# Start of Data listing
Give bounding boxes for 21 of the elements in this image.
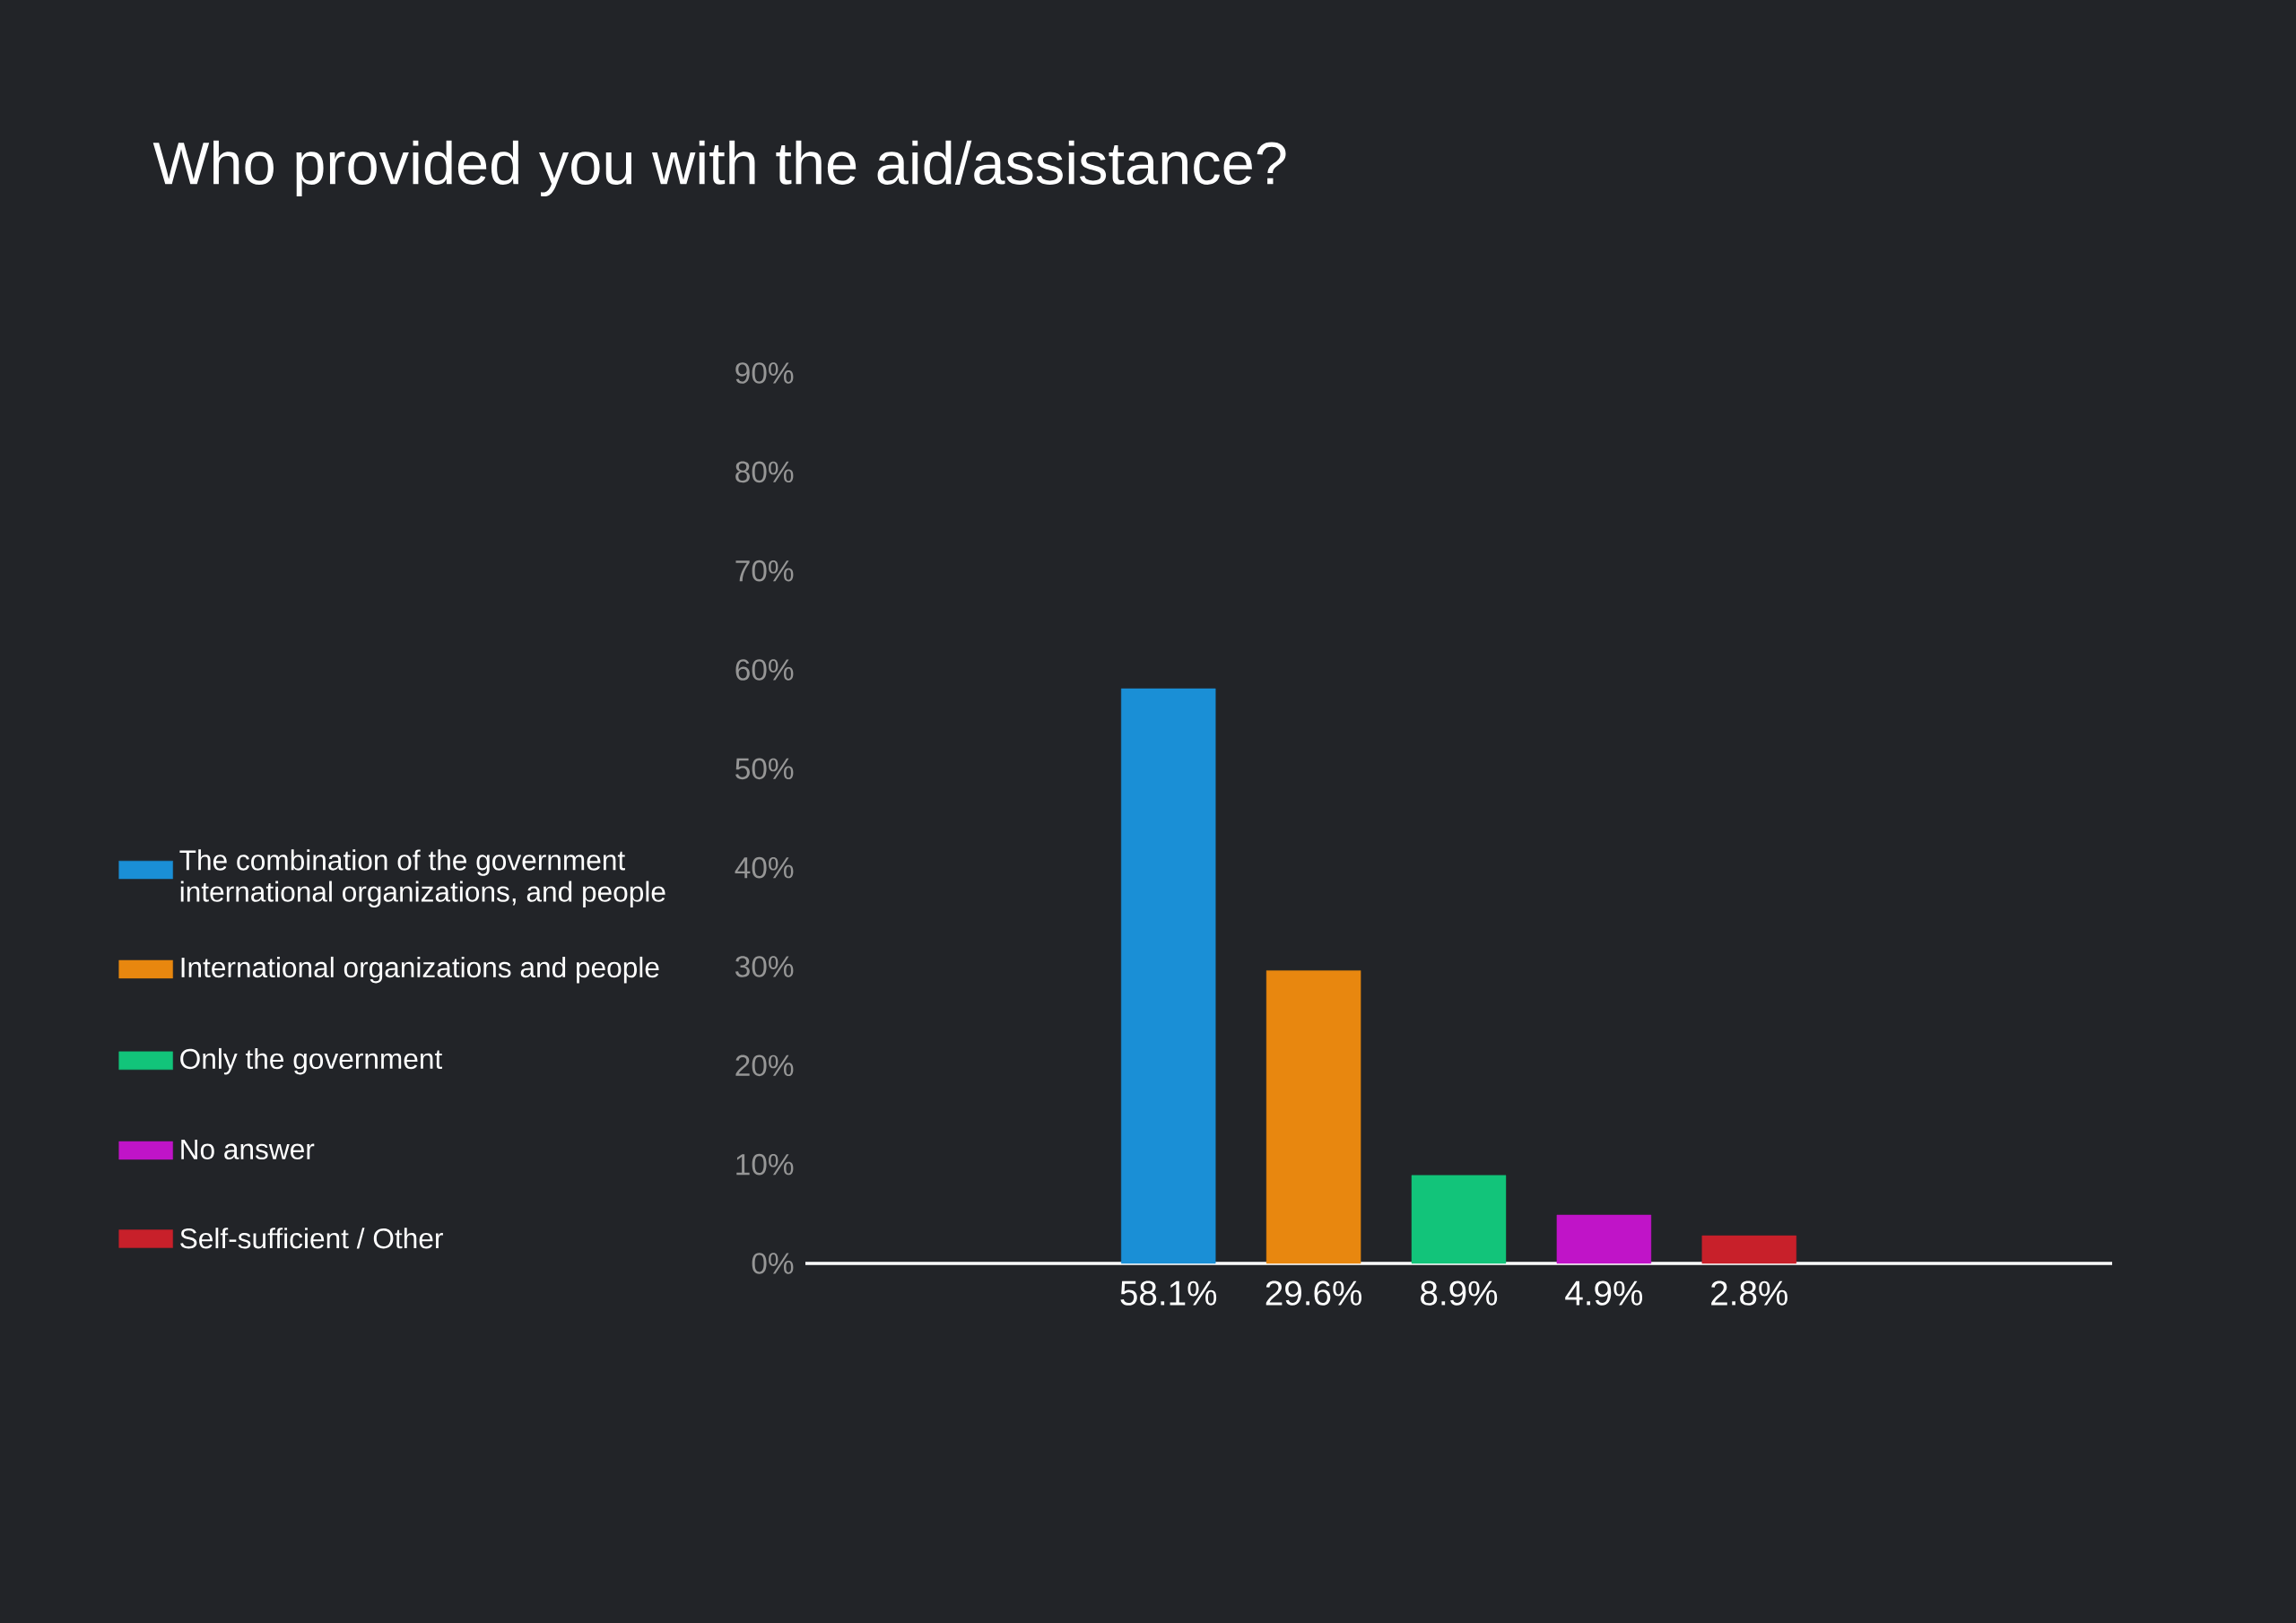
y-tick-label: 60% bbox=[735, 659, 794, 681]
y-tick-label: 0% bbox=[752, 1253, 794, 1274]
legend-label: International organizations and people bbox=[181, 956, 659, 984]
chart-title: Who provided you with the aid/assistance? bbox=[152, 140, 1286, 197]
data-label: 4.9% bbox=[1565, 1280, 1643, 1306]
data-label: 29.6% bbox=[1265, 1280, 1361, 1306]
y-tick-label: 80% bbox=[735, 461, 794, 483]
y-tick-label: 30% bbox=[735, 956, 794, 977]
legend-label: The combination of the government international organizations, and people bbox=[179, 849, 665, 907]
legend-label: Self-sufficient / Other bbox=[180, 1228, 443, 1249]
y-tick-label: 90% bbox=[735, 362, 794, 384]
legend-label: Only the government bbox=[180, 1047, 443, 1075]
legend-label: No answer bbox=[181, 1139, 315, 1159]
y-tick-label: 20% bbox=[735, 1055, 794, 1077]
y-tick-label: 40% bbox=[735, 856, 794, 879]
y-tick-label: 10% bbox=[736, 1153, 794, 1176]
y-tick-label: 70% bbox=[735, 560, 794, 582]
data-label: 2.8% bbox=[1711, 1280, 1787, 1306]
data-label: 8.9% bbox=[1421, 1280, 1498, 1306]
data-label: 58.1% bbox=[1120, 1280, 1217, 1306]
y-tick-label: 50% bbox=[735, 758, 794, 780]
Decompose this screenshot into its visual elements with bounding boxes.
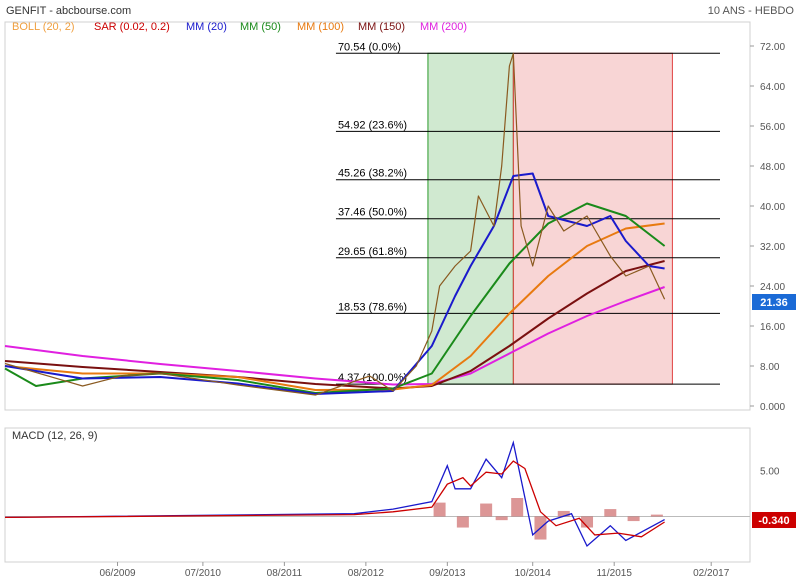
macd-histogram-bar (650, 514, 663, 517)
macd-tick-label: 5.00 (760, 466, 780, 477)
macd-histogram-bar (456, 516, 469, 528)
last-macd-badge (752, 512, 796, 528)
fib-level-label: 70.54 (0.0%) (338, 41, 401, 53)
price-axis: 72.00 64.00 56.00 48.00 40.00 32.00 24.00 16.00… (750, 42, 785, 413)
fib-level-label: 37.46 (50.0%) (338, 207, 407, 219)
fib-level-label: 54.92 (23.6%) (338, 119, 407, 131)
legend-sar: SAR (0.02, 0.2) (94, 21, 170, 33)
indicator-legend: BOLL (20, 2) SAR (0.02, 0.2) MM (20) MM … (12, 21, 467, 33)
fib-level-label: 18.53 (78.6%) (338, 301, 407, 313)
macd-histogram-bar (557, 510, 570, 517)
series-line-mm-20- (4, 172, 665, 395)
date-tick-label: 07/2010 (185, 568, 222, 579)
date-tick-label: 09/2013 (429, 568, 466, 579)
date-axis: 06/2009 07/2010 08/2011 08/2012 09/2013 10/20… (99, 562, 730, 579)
# End of Data listing
# [Given problem]
Transcribe the lines verbatim, starting with the line containing "macd-histogram-bar (650, 514, 663, 517)" and going on through the line containing "fib-level-label: 18.53 (78.6%)".

# [Result below]
macd-histogram-bar (650, 514, 663, 517)
macd-tick-label: 5.00 (760, 466, 780, 477)
macd-histogram-bar (456, 516, 469, 528)
last-macd-badge (752, 512, 796, 528)
fib-level-label: 70.54 (0.0%) (338, 41, 401, 53)
price-axis: 72.00 64.00 56.00 48.00 40.00 32.00 24.00 16.00… (750, 42, 785, 413)
fib-level-label: 37.46 (50.0%) (338, 207, 407, 219)
fib-level-label: 54.92 (23.6%) (338, 119, 407, 131)
legend-sar: SAR (0.02, 0.2) (94, 21, 170, 33)
indicator-legend: BOLL (20, 2) SAR (0.02, 0.2) MM (20) MM … (12, 21, 467, 33)
fib-level-label: 18.53 (78.6%) (338, 301, 407, 313)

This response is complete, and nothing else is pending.